Locate each line in the records containing "Cameron". Copy it.

+ + + + + + +

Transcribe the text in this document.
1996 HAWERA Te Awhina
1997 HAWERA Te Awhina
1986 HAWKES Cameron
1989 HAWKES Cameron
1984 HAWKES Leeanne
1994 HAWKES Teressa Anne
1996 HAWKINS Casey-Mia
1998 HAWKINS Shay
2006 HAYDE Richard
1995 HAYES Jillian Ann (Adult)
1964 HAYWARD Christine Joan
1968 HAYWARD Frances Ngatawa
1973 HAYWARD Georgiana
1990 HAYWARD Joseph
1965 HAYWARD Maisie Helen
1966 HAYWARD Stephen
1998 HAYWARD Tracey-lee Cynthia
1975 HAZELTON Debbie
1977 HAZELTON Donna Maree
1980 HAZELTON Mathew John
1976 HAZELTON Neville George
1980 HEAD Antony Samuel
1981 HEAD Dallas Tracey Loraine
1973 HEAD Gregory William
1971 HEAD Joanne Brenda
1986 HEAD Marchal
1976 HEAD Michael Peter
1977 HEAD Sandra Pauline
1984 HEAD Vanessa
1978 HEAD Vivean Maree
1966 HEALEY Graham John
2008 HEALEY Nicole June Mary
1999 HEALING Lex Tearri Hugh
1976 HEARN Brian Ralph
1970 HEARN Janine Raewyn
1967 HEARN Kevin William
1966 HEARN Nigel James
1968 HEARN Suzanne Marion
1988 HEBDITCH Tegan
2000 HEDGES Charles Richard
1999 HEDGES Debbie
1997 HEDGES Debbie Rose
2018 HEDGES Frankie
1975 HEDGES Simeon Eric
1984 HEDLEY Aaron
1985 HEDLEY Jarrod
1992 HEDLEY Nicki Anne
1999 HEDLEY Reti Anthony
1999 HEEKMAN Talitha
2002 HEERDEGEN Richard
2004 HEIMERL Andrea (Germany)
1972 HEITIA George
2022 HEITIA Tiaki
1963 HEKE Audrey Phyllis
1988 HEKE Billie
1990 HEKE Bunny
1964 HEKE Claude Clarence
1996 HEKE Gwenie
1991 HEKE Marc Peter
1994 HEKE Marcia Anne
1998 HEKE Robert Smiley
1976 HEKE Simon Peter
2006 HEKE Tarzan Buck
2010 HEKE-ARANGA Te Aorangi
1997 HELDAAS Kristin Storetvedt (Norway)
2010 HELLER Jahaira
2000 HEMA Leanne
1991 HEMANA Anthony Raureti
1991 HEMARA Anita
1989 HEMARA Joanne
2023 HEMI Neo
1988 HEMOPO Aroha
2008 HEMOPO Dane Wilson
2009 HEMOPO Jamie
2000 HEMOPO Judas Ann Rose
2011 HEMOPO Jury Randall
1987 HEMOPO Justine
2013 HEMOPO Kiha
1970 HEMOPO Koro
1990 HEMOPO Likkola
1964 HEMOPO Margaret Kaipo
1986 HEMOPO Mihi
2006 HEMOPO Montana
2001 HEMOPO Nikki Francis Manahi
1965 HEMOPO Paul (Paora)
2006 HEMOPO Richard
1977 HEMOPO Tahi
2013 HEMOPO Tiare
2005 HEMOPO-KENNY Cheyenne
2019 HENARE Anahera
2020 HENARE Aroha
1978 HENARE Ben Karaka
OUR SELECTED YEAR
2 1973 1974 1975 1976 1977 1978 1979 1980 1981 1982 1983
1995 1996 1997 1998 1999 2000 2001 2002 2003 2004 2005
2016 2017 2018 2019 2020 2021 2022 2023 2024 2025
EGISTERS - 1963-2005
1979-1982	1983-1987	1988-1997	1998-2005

+ + + + + + +

» **Task answer**:
1986 HAWKES Cameron
1989 HAWKES Cameron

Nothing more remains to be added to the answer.